WHAT IS EXPECTED
Select, from the data, each line where "title" occurs.

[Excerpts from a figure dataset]
┄┄┄┄┄┄┄┄┄┄

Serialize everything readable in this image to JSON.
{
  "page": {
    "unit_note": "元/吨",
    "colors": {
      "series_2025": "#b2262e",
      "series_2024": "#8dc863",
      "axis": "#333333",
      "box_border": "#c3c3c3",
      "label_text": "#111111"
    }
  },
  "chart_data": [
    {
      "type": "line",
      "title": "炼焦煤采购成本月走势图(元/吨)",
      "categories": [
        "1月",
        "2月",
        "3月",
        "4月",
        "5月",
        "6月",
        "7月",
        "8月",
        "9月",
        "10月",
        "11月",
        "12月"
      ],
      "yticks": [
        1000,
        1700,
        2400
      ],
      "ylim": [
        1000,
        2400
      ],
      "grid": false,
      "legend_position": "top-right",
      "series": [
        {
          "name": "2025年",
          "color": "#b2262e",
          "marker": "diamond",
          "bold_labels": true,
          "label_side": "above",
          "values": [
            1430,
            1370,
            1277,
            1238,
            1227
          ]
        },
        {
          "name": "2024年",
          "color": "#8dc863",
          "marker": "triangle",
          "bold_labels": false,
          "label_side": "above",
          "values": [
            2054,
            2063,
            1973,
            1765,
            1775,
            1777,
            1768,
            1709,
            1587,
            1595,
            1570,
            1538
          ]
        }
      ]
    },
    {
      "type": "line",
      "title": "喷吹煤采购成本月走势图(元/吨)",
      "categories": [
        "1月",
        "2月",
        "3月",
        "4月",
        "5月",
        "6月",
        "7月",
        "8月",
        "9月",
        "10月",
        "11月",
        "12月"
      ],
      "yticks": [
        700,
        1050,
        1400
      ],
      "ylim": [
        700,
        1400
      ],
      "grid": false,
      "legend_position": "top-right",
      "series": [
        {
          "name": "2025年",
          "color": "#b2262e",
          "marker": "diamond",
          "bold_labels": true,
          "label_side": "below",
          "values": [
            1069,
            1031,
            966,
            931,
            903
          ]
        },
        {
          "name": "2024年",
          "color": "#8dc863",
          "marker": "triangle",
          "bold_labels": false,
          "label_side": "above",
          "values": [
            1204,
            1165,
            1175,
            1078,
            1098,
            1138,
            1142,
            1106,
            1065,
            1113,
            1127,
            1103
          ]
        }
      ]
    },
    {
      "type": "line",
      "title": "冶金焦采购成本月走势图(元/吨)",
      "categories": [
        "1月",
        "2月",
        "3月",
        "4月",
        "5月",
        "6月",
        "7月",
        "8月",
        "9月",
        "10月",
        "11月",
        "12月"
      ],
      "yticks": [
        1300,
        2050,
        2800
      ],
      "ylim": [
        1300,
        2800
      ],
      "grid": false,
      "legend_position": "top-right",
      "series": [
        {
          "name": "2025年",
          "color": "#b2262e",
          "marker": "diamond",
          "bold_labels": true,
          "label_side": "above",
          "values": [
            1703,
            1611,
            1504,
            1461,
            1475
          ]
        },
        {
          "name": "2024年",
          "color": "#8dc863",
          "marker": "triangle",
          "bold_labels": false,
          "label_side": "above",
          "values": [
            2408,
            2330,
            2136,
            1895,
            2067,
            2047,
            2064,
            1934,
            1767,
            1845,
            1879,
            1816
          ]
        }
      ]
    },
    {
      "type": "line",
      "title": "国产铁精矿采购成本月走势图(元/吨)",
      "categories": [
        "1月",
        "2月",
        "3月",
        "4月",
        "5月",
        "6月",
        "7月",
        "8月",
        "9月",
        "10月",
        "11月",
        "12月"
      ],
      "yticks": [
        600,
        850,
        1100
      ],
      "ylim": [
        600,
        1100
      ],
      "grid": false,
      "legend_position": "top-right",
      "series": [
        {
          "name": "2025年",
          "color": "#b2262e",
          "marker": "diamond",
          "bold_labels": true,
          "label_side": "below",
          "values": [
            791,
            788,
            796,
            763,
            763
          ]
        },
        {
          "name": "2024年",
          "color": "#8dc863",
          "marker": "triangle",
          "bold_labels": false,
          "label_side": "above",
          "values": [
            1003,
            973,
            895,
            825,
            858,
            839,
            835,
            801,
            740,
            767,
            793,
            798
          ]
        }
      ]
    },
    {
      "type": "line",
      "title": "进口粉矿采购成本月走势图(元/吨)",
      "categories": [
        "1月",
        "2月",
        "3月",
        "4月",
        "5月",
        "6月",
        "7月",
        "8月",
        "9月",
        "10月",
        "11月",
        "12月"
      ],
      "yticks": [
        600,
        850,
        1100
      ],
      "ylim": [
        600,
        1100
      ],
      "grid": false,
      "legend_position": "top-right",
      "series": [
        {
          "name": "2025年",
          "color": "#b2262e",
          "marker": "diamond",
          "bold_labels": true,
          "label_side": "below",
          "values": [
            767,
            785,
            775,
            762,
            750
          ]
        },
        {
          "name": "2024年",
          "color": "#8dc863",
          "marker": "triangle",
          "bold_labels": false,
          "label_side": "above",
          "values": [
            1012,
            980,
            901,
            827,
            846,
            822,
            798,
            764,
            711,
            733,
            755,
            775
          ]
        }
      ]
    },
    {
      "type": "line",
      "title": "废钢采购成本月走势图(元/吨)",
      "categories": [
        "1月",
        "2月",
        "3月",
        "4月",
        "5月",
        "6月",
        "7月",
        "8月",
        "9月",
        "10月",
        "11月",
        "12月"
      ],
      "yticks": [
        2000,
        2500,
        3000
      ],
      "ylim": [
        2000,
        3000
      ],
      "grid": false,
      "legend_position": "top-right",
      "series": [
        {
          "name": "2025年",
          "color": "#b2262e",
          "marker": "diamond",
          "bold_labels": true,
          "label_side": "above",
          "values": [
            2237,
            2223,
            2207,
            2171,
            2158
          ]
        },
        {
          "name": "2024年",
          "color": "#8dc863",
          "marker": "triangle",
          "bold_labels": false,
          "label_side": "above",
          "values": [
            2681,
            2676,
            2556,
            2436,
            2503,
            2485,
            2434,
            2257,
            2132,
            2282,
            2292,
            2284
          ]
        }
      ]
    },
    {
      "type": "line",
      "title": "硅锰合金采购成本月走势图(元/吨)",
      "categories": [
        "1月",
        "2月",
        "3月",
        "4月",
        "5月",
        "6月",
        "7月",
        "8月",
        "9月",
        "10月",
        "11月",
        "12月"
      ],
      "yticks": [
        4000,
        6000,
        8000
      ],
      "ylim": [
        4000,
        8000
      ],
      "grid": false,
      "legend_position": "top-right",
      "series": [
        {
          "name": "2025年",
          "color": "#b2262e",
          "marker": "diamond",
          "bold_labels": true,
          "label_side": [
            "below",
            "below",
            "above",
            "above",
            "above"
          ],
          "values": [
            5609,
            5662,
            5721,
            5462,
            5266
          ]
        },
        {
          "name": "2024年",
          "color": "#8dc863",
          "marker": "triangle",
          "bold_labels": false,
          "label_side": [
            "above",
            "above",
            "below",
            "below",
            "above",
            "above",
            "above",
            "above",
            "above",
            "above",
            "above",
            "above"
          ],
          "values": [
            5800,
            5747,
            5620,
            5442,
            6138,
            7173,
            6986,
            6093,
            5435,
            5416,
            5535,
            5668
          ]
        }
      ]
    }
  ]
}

┄┄┄┄┄┄┄┄┄┄

OUTPUT FOR THIS EXERCISE
      "title": "炼焦煤采购成本月走势图(元/吨)",
      "title": "喷吹煤采购成本月走势图(元/吨)",
      "title": "冶金焦采购成本月走势图(元/吨)",
      "title": "国产铁精矿采购成本月走势图(元/吨)",
      "title": "进口粉矿采购成本月走势图(元/吨)",
      "title": "废钢采购成本月走势图(元/吨)",
      "title": "硅锰合金采购成本月走势图(元/吨)",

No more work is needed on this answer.